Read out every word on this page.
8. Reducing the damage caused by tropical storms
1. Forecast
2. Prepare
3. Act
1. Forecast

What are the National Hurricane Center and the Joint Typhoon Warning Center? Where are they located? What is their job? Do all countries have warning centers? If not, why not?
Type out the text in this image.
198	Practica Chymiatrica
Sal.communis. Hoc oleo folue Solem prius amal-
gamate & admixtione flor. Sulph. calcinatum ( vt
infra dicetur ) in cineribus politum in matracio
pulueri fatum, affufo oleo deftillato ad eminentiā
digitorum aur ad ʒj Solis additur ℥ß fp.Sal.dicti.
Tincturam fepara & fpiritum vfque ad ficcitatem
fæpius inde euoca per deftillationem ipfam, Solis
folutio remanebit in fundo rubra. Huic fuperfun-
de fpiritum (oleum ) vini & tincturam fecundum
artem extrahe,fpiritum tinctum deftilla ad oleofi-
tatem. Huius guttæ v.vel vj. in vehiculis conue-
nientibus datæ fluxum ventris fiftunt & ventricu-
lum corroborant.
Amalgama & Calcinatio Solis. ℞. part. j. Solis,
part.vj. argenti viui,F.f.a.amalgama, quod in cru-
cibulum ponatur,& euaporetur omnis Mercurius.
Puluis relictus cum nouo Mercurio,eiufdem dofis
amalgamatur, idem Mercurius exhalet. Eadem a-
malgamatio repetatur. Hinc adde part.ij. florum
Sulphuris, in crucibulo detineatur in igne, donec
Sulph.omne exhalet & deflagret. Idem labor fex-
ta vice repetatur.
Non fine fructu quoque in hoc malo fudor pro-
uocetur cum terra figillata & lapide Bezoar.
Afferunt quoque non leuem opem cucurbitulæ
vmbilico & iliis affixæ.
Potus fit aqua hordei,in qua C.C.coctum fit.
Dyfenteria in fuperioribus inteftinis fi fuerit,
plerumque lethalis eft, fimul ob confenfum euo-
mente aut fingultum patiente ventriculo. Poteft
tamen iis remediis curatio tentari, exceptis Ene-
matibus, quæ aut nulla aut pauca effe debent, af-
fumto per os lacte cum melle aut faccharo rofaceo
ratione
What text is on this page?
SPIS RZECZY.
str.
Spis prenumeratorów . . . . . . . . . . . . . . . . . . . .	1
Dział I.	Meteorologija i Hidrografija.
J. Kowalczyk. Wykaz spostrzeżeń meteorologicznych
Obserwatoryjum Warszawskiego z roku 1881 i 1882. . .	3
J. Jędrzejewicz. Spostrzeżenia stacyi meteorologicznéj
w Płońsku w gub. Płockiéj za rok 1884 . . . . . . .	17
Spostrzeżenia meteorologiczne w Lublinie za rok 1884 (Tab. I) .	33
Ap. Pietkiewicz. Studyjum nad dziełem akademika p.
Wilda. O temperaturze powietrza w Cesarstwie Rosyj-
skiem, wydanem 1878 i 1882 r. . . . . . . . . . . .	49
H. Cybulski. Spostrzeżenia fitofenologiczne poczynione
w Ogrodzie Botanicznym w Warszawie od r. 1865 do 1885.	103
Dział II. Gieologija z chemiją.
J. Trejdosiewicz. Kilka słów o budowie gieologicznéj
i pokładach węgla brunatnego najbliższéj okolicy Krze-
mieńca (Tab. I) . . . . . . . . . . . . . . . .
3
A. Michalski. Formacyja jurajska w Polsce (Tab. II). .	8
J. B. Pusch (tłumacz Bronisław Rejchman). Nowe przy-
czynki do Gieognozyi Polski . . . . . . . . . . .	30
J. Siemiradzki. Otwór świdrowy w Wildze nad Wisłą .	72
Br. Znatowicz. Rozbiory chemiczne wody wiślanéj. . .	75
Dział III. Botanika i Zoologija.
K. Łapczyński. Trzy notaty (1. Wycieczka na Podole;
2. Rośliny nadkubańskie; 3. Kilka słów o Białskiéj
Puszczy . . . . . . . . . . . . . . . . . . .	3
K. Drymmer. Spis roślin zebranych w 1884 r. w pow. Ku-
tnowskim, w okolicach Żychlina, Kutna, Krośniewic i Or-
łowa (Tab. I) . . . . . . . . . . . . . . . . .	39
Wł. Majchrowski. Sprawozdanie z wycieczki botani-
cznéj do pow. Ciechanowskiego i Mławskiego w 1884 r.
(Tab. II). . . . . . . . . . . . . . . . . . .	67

_Set problem_.
List all lines where "page" occurs.

_Exercise result_.
Read out every word on this page.
What text is on this page?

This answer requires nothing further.